◆ **Directive**: Quote the whole listing verbatim.

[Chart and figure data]
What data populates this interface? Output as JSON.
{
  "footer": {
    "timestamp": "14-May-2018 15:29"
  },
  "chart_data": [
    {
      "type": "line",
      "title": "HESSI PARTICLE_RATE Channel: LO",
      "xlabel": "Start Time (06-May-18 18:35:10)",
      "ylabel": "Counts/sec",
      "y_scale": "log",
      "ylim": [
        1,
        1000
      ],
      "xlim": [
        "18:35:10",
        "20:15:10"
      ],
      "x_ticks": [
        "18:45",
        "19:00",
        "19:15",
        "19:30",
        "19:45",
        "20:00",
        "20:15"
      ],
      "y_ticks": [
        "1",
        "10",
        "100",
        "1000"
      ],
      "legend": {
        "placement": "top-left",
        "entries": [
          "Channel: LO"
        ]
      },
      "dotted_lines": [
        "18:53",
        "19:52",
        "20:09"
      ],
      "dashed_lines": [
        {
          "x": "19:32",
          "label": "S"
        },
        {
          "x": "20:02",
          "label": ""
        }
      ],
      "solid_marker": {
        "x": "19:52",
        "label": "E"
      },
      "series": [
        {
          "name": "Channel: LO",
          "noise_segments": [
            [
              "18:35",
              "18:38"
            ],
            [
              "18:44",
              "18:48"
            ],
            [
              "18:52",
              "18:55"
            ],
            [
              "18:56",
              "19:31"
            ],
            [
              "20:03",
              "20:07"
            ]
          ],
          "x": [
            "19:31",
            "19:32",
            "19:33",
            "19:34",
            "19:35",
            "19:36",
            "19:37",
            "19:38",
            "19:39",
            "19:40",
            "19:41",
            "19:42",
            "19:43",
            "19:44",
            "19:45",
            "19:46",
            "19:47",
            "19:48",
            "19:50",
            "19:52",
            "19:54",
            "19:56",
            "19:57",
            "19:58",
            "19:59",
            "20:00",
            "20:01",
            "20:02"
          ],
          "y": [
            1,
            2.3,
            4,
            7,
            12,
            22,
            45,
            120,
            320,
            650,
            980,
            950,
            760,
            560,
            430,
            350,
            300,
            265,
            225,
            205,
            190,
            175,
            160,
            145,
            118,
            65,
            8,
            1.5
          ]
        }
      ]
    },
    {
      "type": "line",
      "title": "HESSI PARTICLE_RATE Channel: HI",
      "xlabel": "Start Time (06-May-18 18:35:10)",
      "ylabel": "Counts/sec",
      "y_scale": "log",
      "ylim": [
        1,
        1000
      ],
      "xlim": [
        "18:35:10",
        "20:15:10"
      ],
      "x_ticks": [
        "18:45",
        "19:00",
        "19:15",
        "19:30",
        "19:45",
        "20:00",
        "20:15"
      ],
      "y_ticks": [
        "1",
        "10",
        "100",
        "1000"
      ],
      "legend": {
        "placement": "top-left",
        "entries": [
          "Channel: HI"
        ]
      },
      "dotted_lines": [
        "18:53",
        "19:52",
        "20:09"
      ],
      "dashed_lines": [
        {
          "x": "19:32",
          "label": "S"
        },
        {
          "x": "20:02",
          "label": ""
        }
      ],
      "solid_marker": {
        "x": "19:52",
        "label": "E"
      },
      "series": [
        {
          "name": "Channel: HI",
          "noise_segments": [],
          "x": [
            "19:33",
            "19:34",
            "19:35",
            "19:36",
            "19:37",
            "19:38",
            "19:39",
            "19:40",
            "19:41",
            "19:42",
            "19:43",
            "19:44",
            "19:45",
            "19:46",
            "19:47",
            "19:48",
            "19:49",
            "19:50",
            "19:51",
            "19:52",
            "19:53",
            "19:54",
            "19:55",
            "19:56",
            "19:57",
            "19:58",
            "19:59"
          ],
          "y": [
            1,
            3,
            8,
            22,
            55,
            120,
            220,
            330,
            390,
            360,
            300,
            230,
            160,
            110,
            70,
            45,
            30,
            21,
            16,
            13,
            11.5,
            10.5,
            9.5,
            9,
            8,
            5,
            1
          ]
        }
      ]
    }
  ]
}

◆ **Exercise response**:
What data populates this interface? Output as JSON.
{
  "footer": {
    "timestamp": "14-May-2018 15:29"
  },
  "chart_data": [
    {
      "type": "line",
      "title": "HESSI PARTICLE_RATE Channel: LO",
      "xlabel": "Start Time (06-May-18 18:35:10)",
      "ylabel": "Counts/sec",
      "y_scale": "log",
      "ylim": [
        1,
        1000
      ],
      "xlim": [
        "18:35:10",
        "20:15:10"
      ],
      "x_ticks": [
        "18:45",
        "19:00",
        "19:15",
        "19:30",
        "19:45",
        "20:00",
        "20:15"
      ],
      "y_ticks": [
        "1",
        "10",
        "100",
        "1000"
      ],
      "legend": {
        "placement": "top-left",
        "entries": [
          "Channel: LO"
        ]
      },
      "dotted_lines": [
        "18:53",
        "19:52",
        "20:09"
      ],
      "dashed_lines": [
        {
          "x": "19:32",
          "label": "S"
        },
        {
          "x": "20:02",
          "label": ""
        }
      ],
      "solid_marker": {
        "x": "19:52",
        "label": "E"
      },
      "series": [
        {
          "name": "Channel: LO",
          "noise_segments": [
            [
              "18:35",
              "18:38"
            ],
            [
              "18:44",
              "18:48"
            ],
            [
              "18:52",
              "18:55"
            ],
            [
              "18:56",
              "19:31"
            ],
            [
              "20:03",
              "20:07"
            ]
          ],
          "x": [
            "19:31",
            "19:32",
            "19:33",
            "19:34",
            "19:35",
            "19:36",
            "19:37",
            "19:38",
            "19:39",
            "19:40",
            "19:41",
            "19:42",
            "19:43",
            "19:44",
            "19:45",
            "19:46",
            "19:47",
            "19:48",
            "19:50",
            "19:52",
            "19:54",
            "19:56",
            "19:57",
            "19:58",
            "19:59",
            "20:00",
            "20:01",
            "20:02"
          ],
          "y": [
            1,
            2.3,
            4,
            7,
            12,
            22,
            45,
            120,
            320,
            650,
            980,
            950,
            760,
            560,
            430,
            350,
            300,
            265,
            225,
            205,
            190,
            175,
            160,
            145,
            118,
            65,
            8,
            1.5
          ]
        }
      ]
    },
    {
      "type": "line",
      "title": "HESSI PARTICLE_RATE Channel: HI",
      "xlabel": "Start Time (06-May-18 18:35:10)",
      "ylabel": "Counts/sec",
      "y_scale": "log",
      "ylim": [
        1,
        1000
      ],
      "xlim": [
        "18:35:10",
        "20:15:10"
      ],
      "x_ticks": [
        "18:45",
        "19:00",
        "19:15",
        "19:30",
        "19:45",
        "20:00",
        "20:15"
      ],
      "y_ticks": [
        "1",
        "10",
        "100",
        "1000"
      ],
      "legend": {
        "placement": "top-left",
        "entries": [
          "Channel: HI"
        ]
      },
      "dotted_lines": [
        "18:53",
        "19:52",
        "20:09"
      ],
      "dashed_lines": [
        {
          "x": "19:32",
          "label": "S"
        },
        {
          "x": "20:02",
          "label": ""
        }
      ],
      "solid_marker": {
        "x": "19:52",
        "label": "E"
      },
      "series": [
        {
          "name": "Channel: HI",
          "noise_segments": [],
          "x": [
            "19:33",
            "19:34",
            "19:35",
            "19:36",
            "19:37",
            "19:38",
            "19:39",
            "19:40",
            "19:41",
            "19:42",
            "19:43",
            "19:44",
            "19:45",
            "19:46",
            "19:47",
            "19:48",
            "19:49",
            "19:50",
            "19:51",
            "19:52",
            "19:53",
            "19:54",
            "19:55",
            "19:56",
            "19:57",
            "19:58",
            "19:59"
          ],
          "y": [
            1,
            3,
            8,
            22,
            55,
            120,
            220,
            330,
            390,
            360,
            300,
            230,
            160,
            110,
            70,
            45,
            30,
            21,
            16,
            13,
            11.5,
            10.5,
            9.5,
            9,
            8,
            5,
            1
          ]
        }
      ]
    }
  ]
}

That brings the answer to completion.